Repeat every record below exactly, leaving out the pictures.

___ Provided data ___

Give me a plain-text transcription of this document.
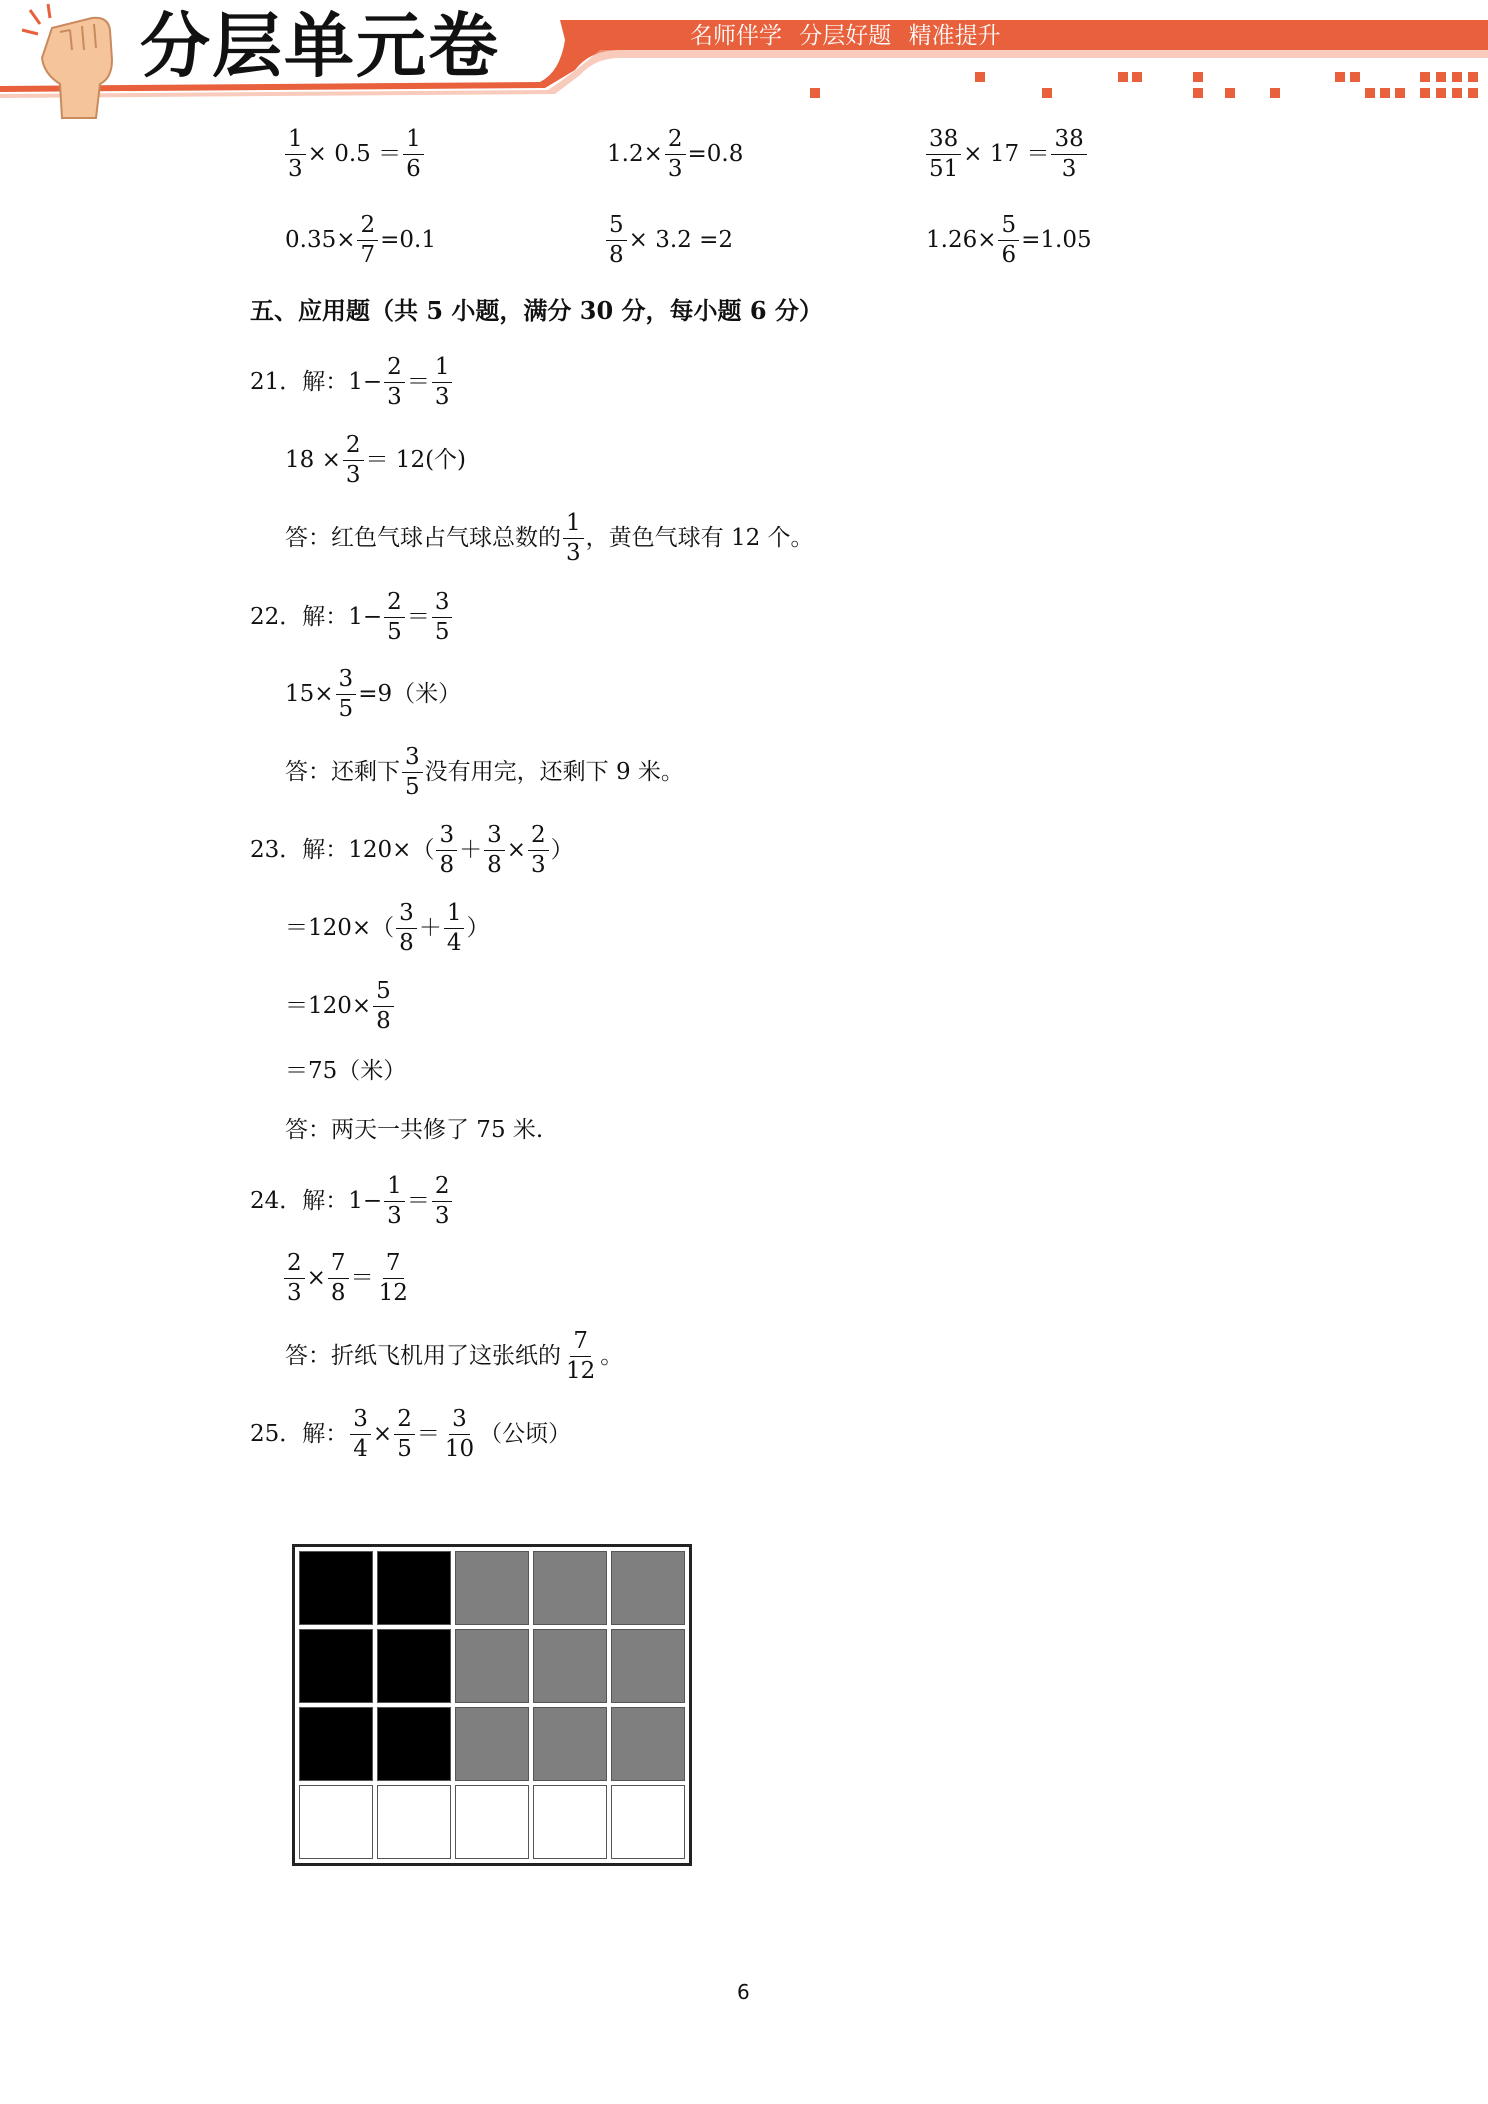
分层单元卷	名师伴学 分层好题 精准提升
$\frac{1}{3} \times 0.5 = \frac{1}{6}$	$1.2\times \frac{2}{3} =0.8$	$\frac{38}{51} \times 17 = \frac{38}{3}$
$0.35\times \frac{2}{7} =0.1$	$\frac{5}{8} \times 3.2 =2$	$1.26\times \frac{5}{6} =1.05$
五、应用题（共 5 小题，满分 30 分，每小题 6 分）
21．解：$1- \frac{2}{3} = \frac{1}{3}$
$18 \times \frac{2}{3} = 12$(个)
答：红色气球占气球总数的 $\frac{1}{3}$ ，黄色气球有 12 个。
22．解：$1- \frac{2}{5} = \frac{3}{5}$
$15\times \frac{3}{5} =9$（米）
答：还剩下 $\frac{3}{5}$ 没有用完，还剩下 9 米。
23．解：$120\times( \frac{3}{8} + \frac{3}{8} \times \frac{2}{3}$ ）
$=120\times( \frac{3}{8} + \frac{1}{4}$ ）
$=120\times \frac{5}{8}$
＝75（米）
答：两天一共修了 75 米.
24．解：$1- \frac{1}{3} = \frac{2}{3}$
$\frac{2}{3} \times \frac{7}{8} = \frac{7}{12}$
答：折纸飞机用了这张纸的 $\frac{7}{12}$ 。
25．解： $\frac{3}{4} \times \frac{2}{5} = \frac{3}{10}$ （公顷）
6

___

Written answer:
Give me a plain-text transcription of this document.
分层单元卷	名师伴学 分层好题 精准提升
$\frac{1}{3} \times 0.5 = \frac{1}{6}$	$1.2\times \frac{2}{3} =0.8$	$\frac{38}{51} \times 17 = \frac{38}{3}$
$0.35\times \frac{2}{7} =0.1$	$\frac{5}{8} \times 3.2 =2$	$1.26\times \frac{5}{6} =1.05$
五、应用题（共 5 小题，满分 30 分，每小题 6 分）
21．解：$1- \frac{2}{3} = \frac{1}{3}$
$18 \times \frac{2}{3} = 12$(个)
答：红色气球占气球总数的 $\frac{1}{3}$ ，黄色气球有 12 个。
22．解：$1- \frac{2}{5} = \frac{3}{5}$
$15\times \frac{3}{5} =9$（米）
答：还剩下 $\frac{3}{5}$ 没有用完，还剩下 9 米。
23．解：$120\times( \frac{3}{8} + \frac{3}{8} \times \frac{2}{3}$ ）
$=120\times( \frac{3}{8} + \frac{1}{4}$ ）
$=120\times \frac{5}{8}$
＝75（米）
答：两天一共修了 75 米.
24．解：$1- \frac{1}{3} = \frac{2}{3}$
$\frac{2}{3} \times \frac{7}{8} = \frac{7}{12}$
答：折纸飞机用了这张纸的 $\frac{7}{12}$ 。
25．解： $\frac{3}{4} \times \frac{2}{5} = \frac{3}{10}$ （公顷）
6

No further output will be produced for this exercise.